» PROVIDED MATERIAL:
+++++
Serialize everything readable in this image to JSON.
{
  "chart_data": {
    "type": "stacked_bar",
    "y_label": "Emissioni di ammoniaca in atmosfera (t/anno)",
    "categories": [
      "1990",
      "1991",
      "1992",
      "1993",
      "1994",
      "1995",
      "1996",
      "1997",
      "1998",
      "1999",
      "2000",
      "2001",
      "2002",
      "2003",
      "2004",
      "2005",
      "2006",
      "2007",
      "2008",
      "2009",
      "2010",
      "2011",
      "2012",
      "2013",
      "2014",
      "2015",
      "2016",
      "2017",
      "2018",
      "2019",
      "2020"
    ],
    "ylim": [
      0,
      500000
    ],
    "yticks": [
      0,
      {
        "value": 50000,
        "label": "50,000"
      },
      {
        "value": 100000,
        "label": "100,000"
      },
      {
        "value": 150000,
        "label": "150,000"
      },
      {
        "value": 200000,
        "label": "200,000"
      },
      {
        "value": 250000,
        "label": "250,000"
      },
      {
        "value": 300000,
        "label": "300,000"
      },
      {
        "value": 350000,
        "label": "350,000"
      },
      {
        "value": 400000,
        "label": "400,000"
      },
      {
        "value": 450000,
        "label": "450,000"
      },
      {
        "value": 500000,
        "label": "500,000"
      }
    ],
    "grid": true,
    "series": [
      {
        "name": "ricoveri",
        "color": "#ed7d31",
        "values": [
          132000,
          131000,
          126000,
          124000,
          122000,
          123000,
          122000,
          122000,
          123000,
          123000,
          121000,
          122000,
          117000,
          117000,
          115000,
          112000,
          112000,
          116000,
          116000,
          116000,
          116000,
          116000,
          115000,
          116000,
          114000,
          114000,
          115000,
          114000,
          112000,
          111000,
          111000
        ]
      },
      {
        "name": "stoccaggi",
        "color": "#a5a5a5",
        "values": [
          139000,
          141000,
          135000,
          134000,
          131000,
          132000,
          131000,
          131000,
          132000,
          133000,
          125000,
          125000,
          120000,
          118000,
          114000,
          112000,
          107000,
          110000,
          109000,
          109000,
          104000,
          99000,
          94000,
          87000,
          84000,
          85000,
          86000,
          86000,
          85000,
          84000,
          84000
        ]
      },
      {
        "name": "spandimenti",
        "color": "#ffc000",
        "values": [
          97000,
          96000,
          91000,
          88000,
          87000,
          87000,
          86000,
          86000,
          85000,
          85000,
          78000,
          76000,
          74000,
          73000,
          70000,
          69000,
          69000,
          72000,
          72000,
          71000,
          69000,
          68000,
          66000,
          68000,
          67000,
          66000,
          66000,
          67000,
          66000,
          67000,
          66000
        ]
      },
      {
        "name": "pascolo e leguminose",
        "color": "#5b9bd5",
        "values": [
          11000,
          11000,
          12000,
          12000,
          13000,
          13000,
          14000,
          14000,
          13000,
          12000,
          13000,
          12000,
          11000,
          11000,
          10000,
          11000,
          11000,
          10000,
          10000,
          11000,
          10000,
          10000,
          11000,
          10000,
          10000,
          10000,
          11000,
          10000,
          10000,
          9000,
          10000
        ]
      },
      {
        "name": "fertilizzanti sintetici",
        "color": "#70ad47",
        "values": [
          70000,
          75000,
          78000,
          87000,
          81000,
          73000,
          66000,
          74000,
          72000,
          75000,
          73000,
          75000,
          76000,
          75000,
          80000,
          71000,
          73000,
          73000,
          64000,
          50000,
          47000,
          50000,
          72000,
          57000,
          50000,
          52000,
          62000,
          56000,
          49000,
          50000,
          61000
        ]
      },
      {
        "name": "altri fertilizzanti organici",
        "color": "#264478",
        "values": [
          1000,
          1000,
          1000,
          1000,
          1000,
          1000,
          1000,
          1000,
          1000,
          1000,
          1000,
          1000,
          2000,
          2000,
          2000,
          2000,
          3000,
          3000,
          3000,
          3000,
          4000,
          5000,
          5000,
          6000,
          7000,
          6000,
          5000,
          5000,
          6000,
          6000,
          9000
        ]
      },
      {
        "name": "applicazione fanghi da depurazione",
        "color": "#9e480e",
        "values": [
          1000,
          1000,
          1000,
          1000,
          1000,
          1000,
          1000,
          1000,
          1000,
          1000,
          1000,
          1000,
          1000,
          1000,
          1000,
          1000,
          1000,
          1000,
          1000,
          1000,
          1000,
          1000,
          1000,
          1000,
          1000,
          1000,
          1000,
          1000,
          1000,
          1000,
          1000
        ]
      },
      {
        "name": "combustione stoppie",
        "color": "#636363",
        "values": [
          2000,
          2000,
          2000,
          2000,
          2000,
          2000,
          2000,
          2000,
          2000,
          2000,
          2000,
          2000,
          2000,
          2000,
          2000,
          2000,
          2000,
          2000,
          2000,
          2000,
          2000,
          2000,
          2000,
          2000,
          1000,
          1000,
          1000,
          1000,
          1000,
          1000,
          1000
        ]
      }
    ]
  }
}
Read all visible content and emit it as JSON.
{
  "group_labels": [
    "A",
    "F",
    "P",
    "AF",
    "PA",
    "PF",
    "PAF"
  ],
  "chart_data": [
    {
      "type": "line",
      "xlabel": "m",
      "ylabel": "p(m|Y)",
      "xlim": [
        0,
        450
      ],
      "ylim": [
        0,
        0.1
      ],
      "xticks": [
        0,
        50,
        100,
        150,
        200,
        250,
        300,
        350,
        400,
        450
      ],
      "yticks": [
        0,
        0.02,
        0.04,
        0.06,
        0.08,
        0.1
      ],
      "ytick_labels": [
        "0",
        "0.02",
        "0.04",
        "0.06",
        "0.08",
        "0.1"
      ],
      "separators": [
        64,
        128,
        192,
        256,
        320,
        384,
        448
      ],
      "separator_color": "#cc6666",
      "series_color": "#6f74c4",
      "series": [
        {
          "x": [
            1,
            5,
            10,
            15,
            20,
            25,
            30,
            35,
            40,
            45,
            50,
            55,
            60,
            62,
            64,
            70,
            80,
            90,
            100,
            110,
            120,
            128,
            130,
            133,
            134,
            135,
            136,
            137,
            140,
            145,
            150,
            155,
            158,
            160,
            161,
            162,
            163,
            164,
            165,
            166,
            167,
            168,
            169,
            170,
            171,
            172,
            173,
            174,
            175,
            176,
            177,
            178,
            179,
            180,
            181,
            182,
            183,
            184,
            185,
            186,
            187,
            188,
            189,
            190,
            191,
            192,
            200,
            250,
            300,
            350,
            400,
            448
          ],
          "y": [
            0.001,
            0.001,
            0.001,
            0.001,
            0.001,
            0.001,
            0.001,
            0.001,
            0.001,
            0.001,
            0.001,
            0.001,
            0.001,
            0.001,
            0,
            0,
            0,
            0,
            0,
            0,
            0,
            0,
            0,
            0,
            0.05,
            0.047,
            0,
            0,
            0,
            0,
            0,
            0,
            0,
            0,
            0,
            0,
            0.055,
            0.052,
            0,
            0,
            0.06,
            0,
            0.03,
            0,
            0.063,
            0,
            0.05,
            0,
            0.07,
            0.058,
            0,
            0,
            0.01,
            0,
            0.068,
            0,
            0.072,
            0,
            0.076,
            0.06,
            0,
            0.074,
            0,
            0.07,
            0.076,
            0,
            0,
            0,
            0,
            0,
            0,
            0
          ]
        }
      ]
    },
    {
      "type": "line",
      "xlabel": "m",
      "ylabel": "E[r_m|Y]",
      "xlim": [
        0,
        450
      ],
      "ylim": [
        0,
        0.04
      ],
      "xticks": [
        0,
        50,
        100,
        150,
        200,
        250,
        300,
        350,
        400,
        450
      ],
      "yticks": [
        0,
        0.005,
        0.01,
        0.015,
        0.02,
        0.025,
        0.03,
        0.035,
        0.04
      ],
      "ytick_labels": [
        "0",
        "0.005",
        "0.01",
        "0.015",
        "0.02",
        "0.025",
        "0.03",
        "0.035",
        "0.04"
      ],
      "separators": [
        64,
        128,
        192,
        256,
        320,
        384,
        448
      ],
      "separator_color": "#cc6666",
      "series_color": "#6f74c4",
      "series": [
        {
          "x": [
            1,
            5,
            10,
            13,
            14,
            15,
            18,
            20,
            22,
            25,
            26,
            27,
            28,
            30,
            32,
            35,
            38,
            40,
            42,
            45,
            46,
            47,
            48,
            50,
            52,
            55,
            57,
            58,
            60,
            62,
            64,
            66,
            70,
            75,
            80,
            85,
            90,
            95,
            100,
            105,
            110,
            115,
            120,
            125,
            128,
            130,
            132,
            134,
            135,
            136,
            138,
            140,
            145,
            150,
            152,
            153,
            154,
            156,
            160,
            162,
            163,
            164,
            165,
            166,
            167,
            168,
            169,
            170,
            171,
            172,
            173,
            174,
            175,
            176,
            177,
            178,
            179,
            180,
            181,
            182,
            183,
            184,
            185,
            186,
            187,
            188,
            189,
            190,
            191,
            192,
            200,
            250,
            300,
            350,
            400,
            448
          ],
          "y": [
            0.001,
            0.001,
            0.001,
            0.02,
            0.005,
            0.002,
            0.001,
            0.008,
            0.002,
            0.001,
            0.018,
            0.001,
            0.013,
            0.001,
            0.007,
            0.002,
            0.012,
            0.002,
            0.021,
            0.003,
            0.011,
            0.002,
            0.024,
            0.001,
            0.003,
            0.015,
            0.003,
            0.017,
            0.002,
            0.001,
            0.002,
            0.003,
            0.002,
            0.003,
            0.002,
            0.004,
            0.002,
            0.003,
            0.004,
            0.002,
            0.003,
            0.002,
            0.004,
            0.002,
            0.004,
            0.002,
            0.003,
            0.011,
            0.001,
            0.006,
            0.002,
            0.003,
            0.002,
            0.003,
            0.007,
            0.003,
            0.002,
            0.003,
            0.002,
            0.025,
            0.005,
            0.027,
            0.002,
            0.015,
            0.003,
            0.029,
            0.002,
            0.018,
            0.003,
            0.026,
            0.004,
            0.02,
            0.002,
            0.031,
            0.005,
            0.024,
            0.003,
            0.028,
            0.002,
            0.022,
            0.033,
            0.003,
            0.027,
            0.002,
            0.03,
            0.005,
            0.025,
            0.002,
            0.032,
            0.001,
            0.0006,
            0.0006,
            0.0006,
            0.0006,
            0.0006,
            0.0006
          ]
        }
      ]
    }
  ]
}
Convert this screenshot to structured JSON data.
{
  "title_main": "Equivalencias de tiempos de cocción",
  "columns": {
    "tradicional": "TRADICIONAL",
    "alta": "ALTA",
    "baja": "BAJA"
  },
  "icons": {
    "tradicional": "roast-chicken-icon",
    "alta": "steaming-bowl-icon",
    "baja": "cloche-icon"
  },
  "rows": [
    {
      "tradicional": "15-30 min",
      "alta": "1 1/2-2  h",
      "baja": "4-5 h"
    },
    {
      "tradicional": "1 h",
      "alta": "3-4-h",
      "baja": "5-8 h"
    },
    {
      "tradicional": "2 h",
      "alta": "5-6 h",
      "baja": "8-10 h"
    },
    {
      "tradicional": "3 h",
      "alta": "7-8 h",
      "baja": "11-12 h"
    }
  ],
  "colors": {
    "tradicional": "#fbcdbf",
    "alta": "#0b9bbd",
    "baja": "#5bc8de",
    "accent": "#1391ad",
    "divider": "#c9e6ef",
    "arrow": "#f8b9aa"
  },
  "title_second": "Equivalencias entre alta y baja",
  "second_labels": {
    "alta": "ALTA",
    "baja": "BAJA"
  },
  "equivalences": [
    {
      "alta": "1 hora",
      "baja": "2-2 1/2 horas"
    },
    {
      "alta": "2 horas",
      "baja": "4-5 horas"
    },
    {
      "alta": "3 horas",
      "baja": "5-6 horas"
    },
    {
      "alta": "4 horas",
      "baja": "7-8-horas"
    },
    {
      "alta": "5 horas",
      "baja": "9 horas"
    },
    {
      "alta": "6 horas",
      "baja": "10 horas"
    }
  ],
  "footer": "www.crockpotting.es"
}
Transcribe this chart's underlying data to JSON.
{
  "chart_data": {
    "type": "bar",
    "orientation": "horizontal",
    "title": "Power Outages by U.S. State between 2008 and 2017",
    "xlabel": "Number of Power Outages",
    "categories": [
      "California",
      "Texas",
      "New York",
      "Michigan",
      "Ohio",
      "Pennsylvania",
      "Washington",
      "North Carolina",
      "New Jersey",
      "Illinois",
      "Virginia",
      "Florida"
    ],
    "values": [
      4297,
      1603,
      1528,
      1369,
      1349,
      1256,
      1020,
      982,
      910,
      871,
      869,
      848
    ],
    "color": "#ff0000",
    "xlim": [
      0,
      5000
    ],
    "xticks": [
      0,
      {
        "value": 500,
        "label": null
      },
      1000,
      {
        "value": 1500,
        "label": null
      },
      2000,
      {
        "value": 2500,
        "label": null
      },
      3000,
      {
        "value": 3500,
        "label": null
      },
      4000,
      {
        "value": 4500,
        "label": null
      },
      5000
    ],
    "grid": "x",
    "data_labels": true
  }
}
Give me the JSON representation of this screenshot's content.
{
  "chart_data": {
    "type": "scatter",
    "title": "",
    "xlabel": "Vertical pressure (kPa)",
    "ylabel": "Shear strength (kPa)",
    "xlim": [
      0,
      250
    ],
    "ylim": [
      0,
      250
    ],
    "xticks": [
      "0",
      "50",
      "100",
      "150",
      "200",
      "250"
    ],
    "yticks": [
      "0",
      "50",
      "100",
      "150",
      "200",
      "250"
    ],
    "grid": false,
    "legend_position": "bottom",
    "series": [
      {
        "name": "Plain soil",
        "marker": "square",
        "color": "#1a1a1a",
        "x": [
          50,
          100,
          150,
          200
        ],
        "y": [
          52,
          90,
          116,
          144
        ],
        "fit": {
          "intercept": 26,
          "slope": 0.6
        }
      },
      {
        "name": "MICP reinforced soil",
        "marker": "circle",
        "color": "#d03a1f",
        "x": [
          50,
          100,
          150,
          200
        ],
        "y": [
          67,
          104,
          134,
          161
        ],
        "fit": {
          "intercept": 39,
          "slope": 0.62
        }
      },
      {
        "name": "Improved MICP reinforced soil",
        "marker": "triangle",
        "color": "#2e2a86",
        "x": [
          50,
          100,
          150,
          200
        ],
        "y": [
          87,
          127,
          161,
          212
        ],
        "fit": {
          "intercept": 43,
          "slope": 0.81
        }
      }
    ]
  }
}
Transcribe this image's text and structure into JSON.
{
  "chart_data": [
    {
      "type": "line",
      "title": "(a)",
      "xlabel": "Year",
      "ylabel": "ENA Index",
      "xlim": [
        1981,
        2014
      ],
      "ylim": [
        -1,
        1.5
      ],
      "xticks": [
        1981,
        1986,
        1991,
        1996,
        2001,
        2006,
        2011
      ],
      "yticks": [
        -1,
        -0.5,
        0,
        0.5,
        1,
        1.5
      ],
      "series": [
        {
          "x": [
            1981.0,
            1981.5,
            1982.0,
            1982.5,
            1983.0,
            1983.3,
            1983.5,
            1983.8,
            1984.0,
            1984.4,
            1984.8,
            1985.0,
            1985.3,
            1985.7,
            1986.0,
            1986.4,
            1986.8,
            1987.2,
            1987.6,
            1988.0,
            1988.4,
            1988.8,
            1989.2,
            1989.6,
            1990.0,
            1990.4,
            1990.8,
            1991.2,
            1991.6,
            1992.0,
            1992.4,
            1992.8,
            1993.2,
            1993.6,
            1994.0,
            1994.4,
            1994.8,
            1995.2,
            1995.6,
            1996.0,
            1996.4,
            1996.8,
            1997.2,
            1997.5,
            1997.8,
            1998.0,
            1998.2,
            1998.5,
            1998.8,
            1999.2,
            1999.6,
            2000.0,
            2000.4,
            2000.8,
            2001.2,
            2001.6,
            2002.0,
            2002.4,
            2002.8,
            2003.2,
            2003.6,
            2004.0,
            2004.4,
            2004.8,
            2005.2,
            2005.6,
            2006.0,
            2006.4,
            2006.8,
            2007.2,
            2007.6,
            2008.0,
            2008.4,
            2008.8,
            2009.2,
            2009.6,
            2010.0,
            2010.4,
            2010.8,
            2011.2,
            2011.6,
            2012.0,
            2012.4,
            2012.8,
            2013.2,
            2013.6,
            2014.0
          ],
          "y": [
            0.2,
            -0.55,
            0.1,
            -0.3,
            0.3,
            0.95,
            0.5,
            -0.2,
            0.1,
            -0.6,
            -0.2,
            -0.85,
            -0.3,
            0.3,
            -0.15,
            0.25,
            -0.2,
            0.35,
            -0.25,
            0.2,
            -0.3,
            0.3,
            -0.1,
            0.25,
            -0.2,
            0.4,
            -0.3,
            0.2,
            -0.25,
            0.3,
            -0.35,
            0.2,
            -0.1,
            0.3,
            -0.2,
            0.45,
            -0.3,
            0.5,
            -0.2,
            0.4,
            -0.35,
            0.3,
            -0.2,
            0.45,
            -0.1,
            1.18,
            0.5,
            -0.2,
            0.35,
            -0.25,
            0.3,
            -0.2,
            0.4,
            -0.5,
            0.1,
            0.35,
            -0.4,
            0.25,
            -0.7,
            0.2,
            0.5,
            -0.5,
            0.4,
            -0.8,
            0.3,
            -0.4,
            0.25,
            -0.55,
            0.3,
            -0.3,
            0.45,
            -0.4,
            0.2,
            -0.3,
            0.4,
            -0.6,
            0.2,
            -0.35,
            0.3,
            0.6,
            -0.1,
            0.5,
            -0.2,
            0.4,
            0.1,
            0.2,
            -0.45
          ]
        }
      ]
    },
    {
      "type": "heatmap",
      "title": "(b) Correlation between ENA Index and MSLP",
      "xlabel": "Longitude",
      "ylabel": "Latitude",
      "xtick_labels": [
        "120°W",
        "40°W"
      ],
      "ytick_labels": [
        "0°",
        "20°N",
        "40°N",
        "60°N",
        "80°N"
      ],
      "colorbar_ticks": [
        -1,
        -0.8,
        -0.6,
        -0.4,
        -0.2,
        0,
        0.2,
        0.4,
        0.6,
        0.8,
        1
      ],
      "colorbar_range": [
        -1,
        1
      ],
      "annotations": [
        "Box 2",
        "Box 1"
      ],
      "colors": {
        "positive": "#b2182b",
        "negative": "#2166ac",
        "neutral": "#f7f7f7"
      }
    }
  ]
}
+++++
Tally the lines that hold the string "horas" and state the total, nothing more.

» SOLUTION TO THE EXERCISE: 11